WRITTEN INSTRUCTION — What follows is a set of entries. Repeat them exactly, but not their pictures.

Records from a data collection
• • •

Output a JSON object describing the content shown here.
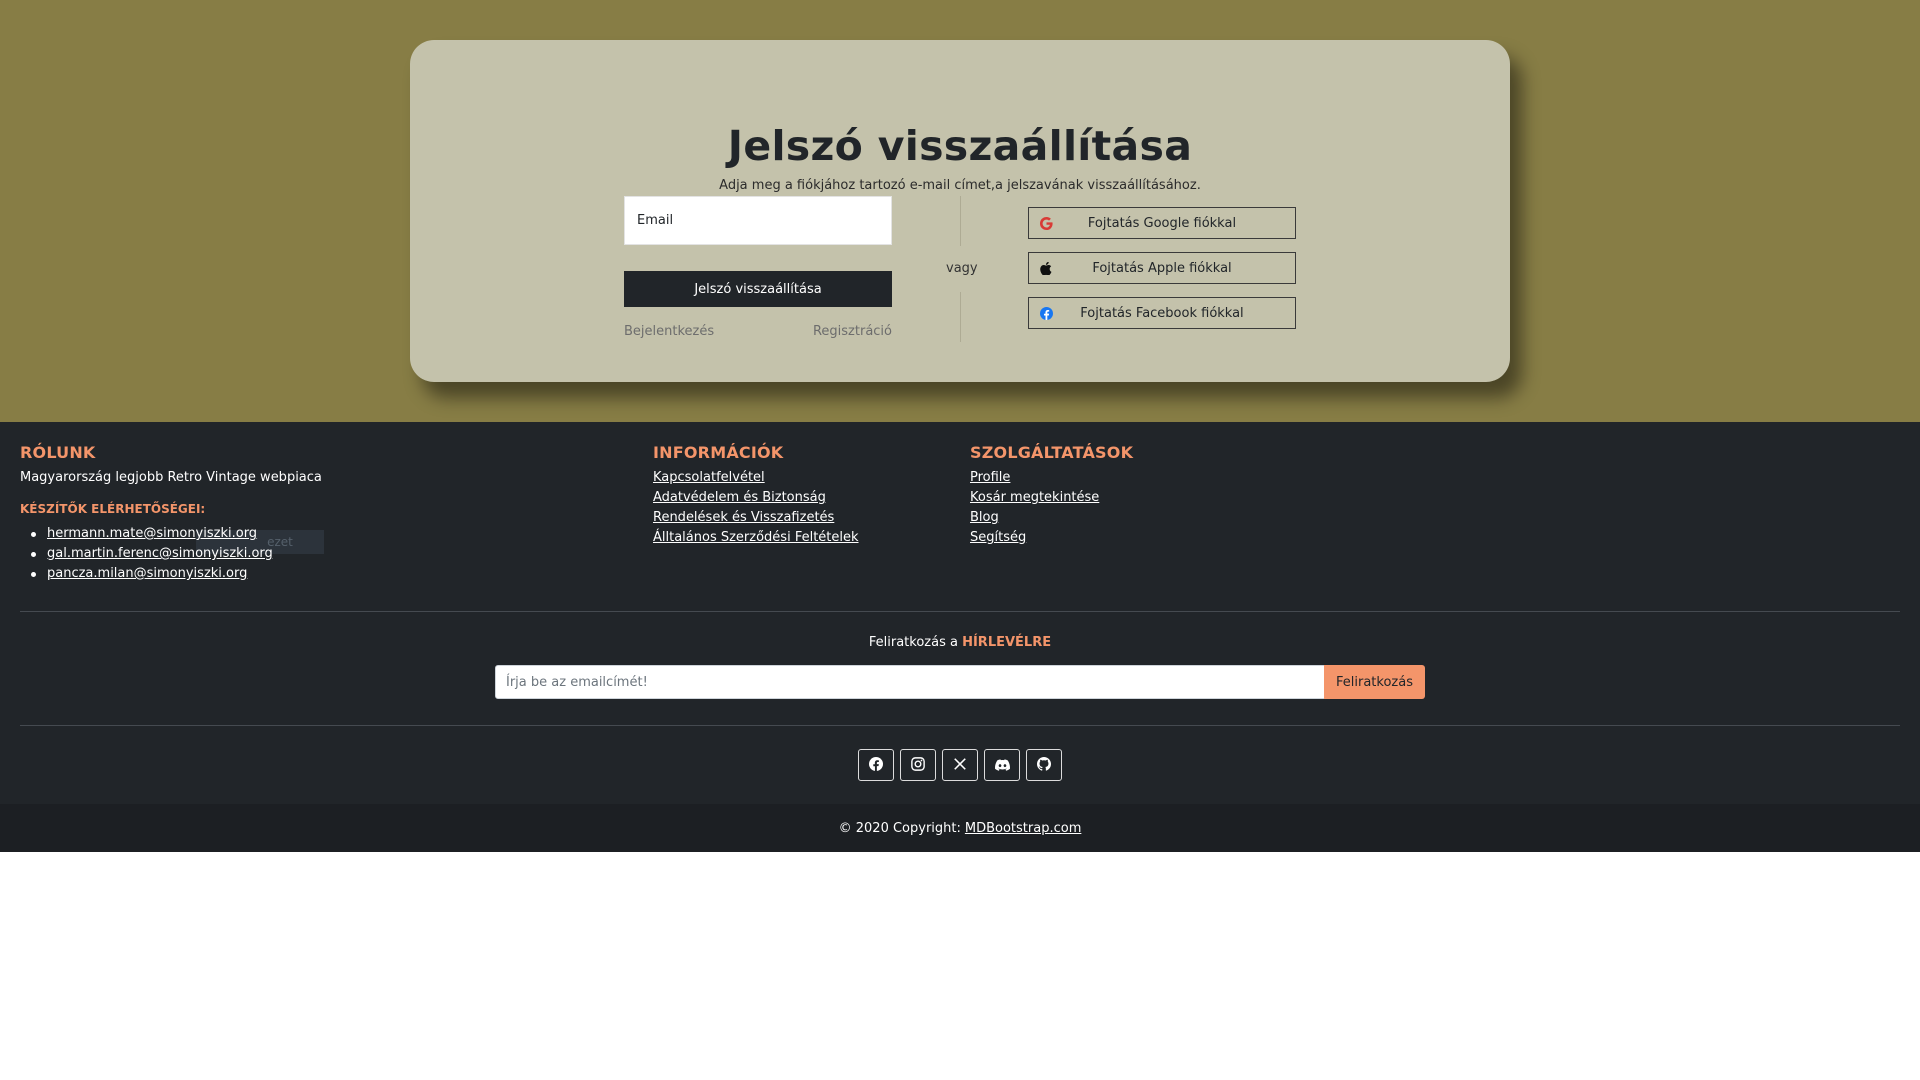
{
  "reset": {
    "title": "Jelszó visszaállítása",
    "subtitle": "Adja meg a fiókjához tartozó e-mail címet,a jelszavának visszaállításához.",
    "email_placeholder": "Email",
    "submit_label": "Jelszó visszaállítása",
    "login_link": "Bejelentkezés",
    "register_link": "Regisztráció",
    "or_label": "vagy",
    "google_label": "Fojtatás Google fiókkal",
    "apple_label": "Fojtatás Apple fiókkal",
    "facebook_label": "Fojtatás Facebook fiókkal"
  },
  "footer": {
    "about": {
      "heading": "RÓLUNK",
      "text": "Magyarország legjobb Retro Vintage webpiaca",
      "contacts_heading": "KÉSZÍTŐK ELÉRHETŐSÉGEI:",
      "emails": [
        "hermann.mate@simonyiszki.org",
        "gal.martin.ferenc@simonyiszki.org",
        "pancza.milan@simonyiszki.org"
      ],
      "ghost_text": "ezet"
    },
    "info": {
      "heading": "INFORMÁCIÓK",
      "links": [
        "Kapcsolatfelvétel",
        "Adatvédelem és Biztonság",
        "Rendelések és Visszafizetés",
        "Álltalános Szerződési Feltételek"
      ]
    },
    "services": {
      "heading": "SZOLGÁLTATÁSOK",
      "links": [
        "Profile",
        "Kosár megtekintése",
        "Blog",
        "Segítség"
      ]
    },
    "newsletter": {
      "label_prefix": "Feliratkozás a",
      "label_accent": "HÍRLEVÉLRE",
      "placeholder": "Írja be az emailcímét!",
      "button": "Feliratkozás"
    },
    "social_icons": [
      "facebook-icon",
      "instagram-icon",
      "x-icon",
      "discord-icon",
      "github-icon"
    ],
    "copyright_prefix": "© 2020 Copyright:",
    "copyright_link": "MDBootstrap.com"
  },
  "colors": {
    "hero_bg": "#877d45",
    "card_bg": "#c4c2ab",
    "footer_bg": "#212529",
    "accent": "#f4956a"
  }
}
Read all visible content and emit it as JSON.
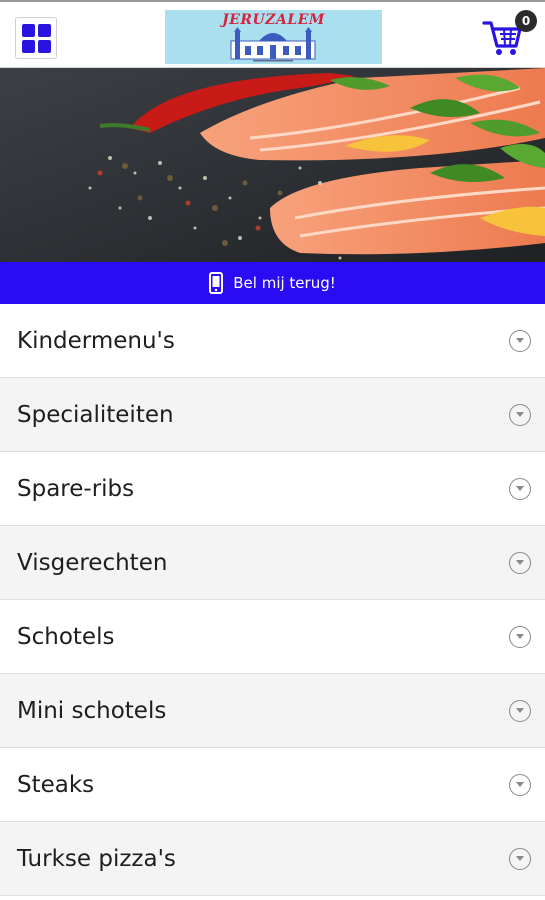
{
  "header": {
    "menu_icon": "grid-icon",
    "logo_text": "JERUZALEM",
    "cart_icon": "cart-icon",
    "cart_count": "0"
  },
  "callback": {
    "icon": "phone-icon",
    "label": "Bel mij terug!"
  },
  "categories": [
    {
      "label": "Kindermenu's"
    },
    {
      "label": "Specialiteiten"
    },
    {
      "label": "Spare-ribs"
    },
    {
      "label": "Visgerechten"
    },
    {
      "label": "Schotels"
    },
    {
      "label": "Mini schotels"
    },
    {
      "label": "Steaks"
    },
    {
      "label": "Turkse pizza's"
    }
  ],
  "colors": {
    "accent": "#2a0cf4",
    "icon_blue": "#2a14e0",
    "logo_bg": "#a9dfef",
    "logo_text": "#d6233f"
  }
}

• • •

WRITTEN SOLUTION —
Output a JSON object describing the content shown here.
{
  "reset": {
    "title": "Jelszó visszaállítása",
    "subtitle": "Adja meg a fiókjához tartozó e-mail címet,a jelszavának visszaállításához.",
    "email_placeholder": "Email",
    "submit_label": "Jelszó visszaállítása",
    "login_link": "Bejelentkezés",
    "register_link": "Regisztráció",
    "or_label": "vagy",
    "google_label": "Fojtatás Google fiókkal",
    "apple_label": "Fojtatás Apple fiókkal",
    "facebook_label": "Fojtatás Facebook fiókkal"
  },
  "footer": {
    "about": {
      "heading": "RÓLUNK",
      "text": "Magyarország legjobb Retro Vintage webpiaca",
      "contacts_heading": "KÉSZÍTŐK ELÉRHETŐSÉGEI:",
      "emails": [
        "hermann.mate@simonyiszki.org",
        "gal.martin.ferenc@simonyiszki.org",
        "pancza.milan@simonyiszki.org"
      ],
      "ghost_text": "ezet"
    },
    "info": {
      "heading": "INFORMÁCIÓK",
      "links": [
        "Kapcsolatfelvétel",
        "Adatvédelem és Biztonság",
        "Rendelések és Visszafizetés",
        "Álltalános Szerződési Feltételek"
      ]
    },
    "services": {
      "heading": "SZOLGÁLTATÁSOK",
      "links": [
        "Profile",
        "Kosár megtekintése",
        "Blog",
        "Segítség"
      ]
    },
    "newsletter": {
      "label_prefix": "Feliratkozás a",
      "label_accent": "HÍRLEVÉLRE",
      "placeholder": "Írja be az emailcímét!",
      "button": "Feliratkozás"
    },
    "social_icons": [
      "facebook-icon",
      "instagram-icon",
      "x-icon",
      "discord-icon",
      "github-icon"
    ],
    "copyright_prefix": "© 2020 Copyright:",
    "copyright_link": "MDBootstrap.com"
  },
  "colors": {
    "hero_bg": "#877d45",
    "card_bg": "#c4c2ab",
    "footer_bg": "#212529",
    "accent": "#f4956a"
  }
}
Read all visible content and emit it as JSON.
{
  "header": {
    "menu_icon": "grid-icon",
    "logo_text": "JERUZALEM",
    "cart_icon": "cart-icon",
    "cart_count": "0"
  },
  "callback": {
    "icon": "phone-icon",
    "label": "Bel mij terug!"
  },
  "categories": [
    {
      "label": "Kindermenu's"
    },
    {
      "label": "Specialiteiten"
    },
    {
      "label": "Spare-ribs"
    },
    {
      "label": "Visgerechten"
    },
    {
      "label": "Schotels"
    },
    {
      "label": "Mini schotels"
    },
    {
      "label": "Steaks"
    },
    {
      "label": "Turkse pizza's"
    }
  ],
  "colors": {
    "accent": "#2a0cf4",
    "icon_blue": "#2a14e0",
    "logo_bg": "#a9dfef",
    "logo_text": "#d6233f"
  }
}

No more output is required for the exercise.